-- Given exercise --
Return all of the entries exactly, with nothing added or left out.

-- Records for processing --

============

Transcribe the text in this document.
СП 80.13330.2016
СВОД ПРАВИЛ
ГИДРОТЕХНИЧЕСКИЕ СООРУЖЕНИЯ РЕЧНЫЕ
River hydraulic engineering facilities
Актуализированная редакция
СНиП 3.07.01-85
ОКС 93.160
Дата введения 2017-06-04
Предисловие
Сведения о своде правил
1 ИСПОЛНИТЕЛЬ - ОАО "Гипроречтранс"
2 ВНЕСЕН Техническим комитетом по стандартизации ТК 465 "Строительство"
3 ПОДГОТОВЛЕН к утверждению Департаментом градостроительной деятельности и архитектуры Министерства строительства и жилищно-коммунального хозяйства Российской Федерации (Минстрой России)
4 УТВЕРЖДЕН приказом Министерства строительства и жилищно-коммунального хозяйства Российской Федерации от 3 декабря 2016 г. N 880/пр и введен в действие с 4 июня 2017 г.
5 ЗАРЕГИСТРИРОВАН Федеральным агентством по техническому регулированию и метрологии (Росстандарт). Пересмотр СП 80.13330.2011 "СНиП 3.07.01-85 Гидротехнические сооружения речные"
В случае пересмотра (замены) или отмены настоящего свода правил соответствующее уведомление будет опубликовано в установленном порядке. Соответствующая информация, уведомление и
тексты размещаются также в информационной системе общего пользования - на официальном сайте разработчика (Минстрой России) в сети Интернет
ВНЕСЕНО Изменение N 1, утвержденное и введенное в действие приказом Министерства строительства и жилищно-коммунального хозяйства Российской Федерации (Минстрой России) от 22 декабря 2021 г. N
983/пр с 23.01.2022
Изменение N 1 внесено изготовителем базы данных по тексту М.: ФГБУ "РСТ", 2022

============

-- Solved problem --
Transcribe the text in this document.
СП 80.13330.2016
СВОД ПРАВИЛ
ГИДРОТЕХНИЧЕСКИЕ СООРУЖЕНИЯ РЕЧНЫЕ
River hydraulic engineering facilities
Актуализированная редакция
СНиП 3.07.01-85
ОКС 93.160
Дата введения 2017-06-04
Предисловие
Сведения о своде правил
1 ИСПОЛНИТЕЛЬ - ОАО "Гипроречтранс"
2 ВНЕСЕН Техническим комитетом по стандартизации ТК 465 "Строительство"
3 ПОДГОТОВЛЕН к утверждению Департаментом градостроительной деятельности и архитектуры Министерства строительства и жилищно-коммунального хозяйства Российской Федерации (Минстрой России)
4 УТВЕРЖДЕН приказом Министерства строительства и жилищно-коммунального хозяйства Российской Федерации от 3 декабря 2016 г. N 880/пр и введен в действие с 4 июня 2017 г.
5 ЗАРЕГИСТРИРОВАН Федеральным агентством по техническому регулированию и метрологии (Росстандарт). Пересмотр СП 80.13330.2011 "СНиП 3.07.01-85 Гидротехнические сооружения речные"
В случае пересмотра (замены) или отмены настоящего свода правил соответствующее уведомление будет опубликовано в установленном порядке. Соответствующая информация, уведомление и
тексты размещаются также в информационной системе общего пользования - на официальном сайте разработчика (Минстрой России) в сети Интернет
ВНЕСЕНО Изменение N 1, утвержденное и введенное в действие приказом Министерства строительства и жилищно-коммунального хозяйства Российской Федерации (Минстрой России) от 22 декабря 2021 г. N
983/пр с 23.01.2022
Изменение N 1 внесено изготовителем базы данных по тексту М.: ФГБУ "РСТ", 2022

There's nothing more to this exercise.